-------- Data for processing

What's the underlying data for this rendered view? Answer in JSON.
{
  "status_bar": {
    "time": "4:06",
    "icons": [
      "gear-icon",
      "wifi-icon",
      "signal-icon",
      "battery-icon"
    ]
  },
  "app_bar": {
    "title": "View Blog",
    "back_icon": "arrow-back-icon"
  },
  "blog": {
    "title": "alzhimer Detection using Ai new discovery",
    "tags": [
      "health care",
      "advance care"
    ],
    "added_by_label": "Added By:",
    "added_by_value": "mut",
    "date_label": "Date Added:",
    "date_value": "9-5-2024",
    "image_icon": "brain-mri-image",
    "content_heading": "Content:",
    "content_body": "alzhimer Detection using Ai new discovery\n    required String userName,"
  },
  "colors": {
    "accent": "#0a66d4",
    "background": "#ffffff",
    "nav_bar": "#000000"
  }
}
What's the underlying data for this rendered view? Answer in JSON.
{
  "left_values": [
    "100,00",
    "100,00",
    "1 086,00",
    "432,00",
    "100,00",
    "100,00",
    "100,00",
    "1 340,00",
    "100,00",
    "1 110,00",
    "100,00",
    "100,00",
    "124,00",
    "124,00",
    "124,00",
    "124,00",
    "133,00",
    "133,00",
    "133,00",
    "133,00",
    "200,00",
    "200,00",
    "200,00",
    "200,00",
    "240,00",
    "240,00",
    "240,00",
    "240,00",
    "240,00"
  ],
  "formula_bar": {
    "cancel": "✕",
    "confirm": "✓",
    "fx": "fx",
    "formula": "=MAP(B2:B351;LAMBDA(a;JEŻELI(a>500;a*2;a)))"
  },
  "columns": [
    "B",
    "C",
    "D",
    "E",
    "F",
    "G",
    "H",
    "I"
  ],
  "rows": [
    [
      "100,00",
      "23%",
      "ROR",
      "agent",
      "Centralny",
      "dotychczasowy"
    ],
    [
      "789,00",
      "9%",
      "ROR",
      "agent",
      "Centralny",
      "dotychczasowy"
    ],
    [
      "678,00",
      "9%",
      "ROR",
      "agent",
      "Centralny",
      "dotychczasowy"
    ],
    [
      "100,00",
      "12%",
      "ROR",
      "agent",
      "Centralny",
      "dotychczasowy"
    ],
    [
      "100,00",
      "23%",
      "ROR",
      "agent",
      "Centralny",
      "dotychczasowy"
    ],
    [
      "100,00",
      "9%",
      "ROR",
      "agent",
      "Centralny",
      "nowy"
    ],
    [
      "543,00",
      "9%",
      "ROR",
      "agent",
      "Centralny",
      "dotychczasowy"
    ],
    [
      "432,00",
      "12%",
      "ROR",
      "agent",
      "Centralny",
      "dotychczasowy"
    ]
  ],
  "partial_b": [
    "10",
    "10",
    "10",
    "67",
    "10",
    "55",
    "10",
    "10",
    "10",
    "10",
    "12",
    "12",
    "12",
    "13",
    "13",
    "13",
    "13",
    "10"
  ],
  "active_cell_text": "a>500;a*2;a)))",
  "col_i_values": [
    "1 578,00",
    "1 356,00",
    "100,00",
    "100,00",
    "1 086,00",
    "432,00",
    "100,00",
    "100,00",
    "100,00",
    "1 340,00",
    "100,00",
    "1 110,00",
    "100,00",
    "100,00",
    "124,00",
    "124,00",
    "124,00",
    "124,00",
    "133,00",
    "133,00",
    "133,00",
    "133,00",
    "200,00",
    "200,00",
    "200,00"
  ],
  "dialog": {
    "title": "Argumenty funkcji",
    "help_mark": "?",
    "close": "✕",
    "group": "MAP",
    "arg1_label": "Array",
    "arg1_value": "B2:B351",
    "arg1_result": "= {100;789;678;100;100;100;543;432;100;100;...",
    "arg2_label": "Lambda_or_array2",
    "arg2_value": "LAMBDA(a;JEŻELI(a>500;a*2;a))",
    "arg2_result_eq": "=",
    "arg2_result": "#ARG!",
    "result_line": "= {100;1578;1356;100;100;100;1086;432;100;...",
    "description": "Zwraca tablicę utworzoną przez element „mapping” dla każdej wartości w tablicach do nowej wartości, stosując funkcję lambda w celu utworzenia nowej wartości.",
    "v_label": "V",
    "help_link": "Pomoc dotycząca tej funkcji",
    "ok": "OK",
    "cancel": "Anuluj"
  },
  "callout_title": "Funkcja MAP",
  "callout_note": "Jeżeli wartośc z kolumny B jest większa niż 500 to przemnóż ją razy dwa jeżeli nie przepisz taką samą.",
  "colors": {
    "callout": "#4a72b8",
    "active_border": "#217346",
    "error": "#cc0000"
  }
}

----------------

__Exercise instructions__: Each entry above needs to be retyped exactly.

__Correct response__:
What's the underlying data for this rendered view? Answer in JSON.
{
  "status_bar": {
    "time": "4:06",
    "icons": [
      "gear-icon",
      "wifi-icon",
      "signal-icon",
      "battery-icon"
    ]
  },
  "app_bar": {
    "title": "View Blog",
    "back_icon": "arrow-back-icon"
  },
  "blog": {
    "title": "alzhimer Detection using Ai new discovery",
    "tags": [
      "health care",
      "advance care"
    ],
    "added_by_label": "Added By:",
    "added_by_value": "mut",
    "date_label": "Date Added:",
    "date_value": "9-5-2024",
    "image_icon": "brain-mri-image",
    "content_heading": "Content:",
    "content_body": "alzhimer Detection using Ai new discovery\n    required String userName,"
  },
  "colors": {
    "accent": "#0a66d4",
    "background": "#ffffff",
    "nav_bar": "#000000"
  }
}
What's the underlying data for this rendered view? Answer in JSON.
{
  "left_values": [
    "100,00",
    "100,00",
    "1 086,00",
    "432,00",
    "100,00",
    "100,00",
    "100,00",
    "1 340,00",
    "100,00",
    "1 110,00",
    "100,00",
    "100,00",
    "124,00",
    "124,00",
    "124,00",
    "124,00",
    "133,00",
    "133,00",
    "133,00",
    "133,00",
    "200,00",
    "200,00",
    "200,00",
    "200,00",
    "240,00",
    "240,00",
    "240,00",
    "240,00",
    "240,00"
  ],
  "formula_bar": {
    "cancel": "✕",
    "confirm": "✓",
    "fx": "fx",
    "formula": "=MAP(B2:B351;LAMBDA(a;JEŻELI(a>500;a*2;a)))"
  },
  "columns": [
    "B",
    "C",
    "D",
    "E",
    "F",
    "G",
    "H",
    "I"
  ],
  "rows": [
    [
      "100,00",
      "23%",
      "ROR",
      "agent",
      "Centralny",
      "dotychczasowy"
    ],
    [
      "789,00",
      "9%",
      "ROR",
      "agent",
      "Centralny",
      "dotychczasowy"
    ],
    [
      "678,00",
      "9%",
      "ROR",
      "agent",
      "Centralny",
      "dotychczasowy"
    ],
    [
      "100,00",
      "12%",
      "ROR",
      "agent",
      "Centralny",
      "dotychczasowy"
    ],
    [
      "100,00",
      "23%",
      "ROR",
      "agent",
      "Centralny",
      "dotychczasowy"
    ],
    [
      "100,00",
      "9%",
      "ROR",
      "agent",
      "Centralny",
      "nowy"
    ],
    [
      "543,00",
      "9%",
      "ROR",
      "agent",
      "Centralny",
      "dotychczasowy"
    ],
    [
      "432,00",
      "12%",
      "ROR",
      "agent",
      "Centralny",
      "dotychczasowy"
    ]
  ],
  "partial_b": [
    "10",
    "10",
    "10",
    "67",
    "10",
    "55",
    "10",
    "10",
    "10",
    "10",
    "12",
    "12",
    "12",
    "13",
    "13",
    "13",
    "13",
    "10"
  ],
  "active_cell_text": "a>500;a*2;a)))",
  "col_i_values": [
    "1 578,00",
    "1 356,00",
    "100,00",
    "100,00",
    "1 086,00",
    "432,00",
    "100,00",
    "100,00",
    "100,00",
    "1 340,00",
    "100,00",
    "1 110,00",
    "100,00",
    "100,00",
    "124,00",
    "124,00",
    "124,00",
    "124,00",
    "133,00",
    "133,00",
    "133,00",
    "133,00",
    "200,00",
    "200,00",
    "200,00"
  ],
  "dialog": {
    "title": "Argumenty funkcji",
    "help_mark": "?",
    "close": "✕",
    "group": "MAP",
    "arg1_label": "Array",
    "arg1_value": "B2:B351",
    "arg1_result": "= {100;789;678;100;100;100;543;432;100;100;...",
    "arg2_label": "Lambda_or_array2",
    "arg2_value": "LAMBDA(a;JEŻELI(a>500;a*2;a))",
    "arg2_result_eq": "=",
    "arg2_result": "#ARG!",
    "result_line": "= {100;1578;1356;100;100;100;1086;432;100;...",
    "description": "Zwraca tablicę utworzoną przez element „mapping” dla każdej wartości w tablicach do nowej wartości, stosując funkcję lambda w celu utworzenia nowej wartości.",
    "v_label": "V",
    "help_link": "Pomoc dotycząca tej funkcji",
    "ok": "OK",
    "cancel": "Anuluj"
  },
  "callout_title": "Funkcja MAP",
  "callout_note": "Jeżeli wartośc z kolumny B jest większa niż 500 to przemnóż ją razy dwa jeżeli nie przepisz taką samą.",
  "colors": {
    "callout": "#4a72b8",
    "active_border": "#217346",
    "error": "#cc0000"
  }
}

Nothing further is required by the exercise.